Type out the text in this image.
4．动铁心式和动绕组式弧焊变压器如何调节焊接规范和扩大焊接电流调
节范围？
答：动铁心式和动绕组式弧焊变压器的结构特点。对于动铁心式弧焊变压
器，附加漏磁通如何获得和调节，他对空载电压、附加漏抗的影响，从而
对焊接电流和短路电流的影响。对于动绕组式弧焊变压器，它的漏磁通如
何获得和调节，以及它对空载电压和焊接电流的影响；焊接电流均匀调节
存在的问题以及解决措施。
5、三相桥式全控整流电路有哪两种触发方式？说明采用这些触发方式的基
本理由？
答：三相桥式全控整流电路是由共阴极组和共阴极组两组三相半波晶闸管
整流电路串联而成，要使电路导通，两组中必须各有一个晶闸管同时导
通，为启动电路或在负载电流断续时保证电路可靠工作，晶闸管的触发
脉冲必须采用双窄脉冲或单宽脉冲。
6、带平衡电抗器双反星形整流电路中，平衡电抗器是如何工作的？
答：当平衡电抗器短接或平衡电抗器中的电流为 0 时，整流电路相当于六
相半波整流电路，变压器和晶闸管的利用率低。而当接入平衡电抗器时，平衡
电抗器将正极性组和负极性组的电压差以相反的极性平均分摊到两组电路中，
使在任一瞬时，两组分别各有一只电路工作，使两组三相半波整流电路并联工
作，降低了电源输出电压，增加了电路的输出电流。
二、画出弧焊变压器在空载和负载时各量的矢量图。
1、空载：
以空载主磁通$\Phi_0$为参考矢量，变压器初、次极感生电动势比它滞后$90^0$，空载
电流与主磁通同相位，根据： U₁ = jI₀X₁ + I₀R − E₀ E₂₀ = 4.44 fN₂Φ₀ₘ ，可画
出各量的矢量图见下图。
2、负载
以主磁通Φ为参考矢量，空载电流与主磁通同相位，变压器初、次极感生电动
* * * * *
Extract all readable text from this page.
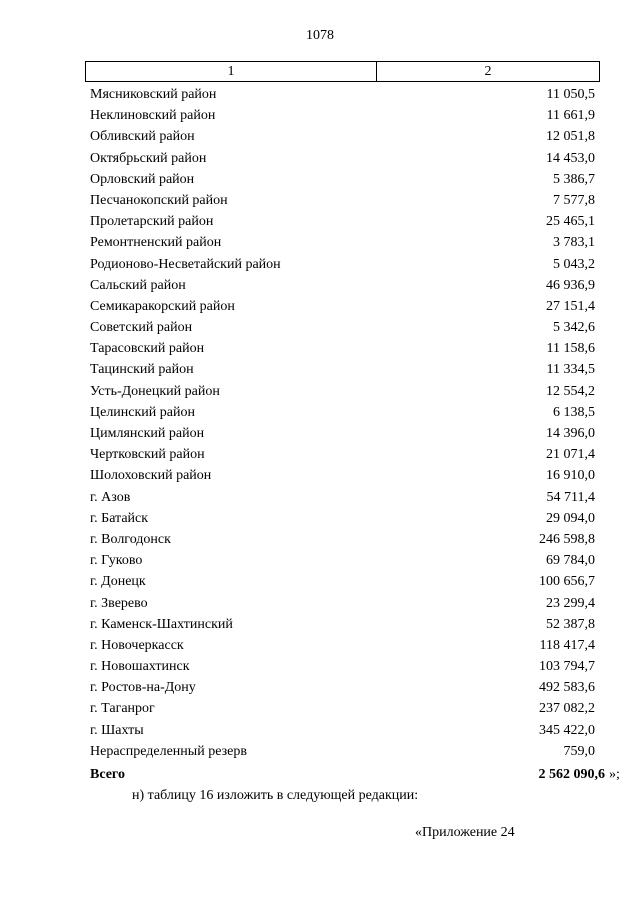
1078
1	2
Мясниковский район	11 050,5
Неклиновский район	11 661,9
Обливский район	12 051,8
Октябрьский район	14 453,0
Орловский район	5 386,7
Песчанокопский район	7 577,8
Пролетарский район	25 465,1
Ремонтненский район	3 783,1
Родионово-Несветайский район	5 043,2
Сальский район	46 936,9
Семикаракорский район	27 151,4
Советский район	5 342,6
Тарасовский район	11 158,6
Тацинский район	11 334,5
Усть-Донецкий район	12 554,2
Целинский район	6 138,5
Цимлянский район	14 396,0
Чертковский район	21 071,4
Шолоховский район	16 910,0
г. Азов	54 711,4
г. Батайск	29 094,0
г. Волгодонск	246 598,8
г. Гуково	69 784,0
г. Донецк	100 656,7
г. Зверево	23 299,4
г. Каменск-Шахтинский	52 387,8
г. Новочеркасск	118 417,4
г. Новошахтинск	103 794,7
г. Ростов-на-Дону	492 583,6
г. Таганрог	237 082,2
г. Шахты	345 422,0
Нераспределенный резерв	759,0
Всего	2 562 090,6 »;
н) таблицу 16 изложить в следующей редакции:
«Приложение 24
* * * * *
_WHAT NEEDS TO BE DONE_
Look through the material above and pick out each line holding the word "变压器初".

_EXERCISE RESPONSE_
以空载主磁通$\Phi_0$为参考矢量，变压器初、次极感生电动势比它滞后$90^0$，空载
以主磁通Φ为参考矢量，空载电流与主磁通同相位，变压器初、次极感生电动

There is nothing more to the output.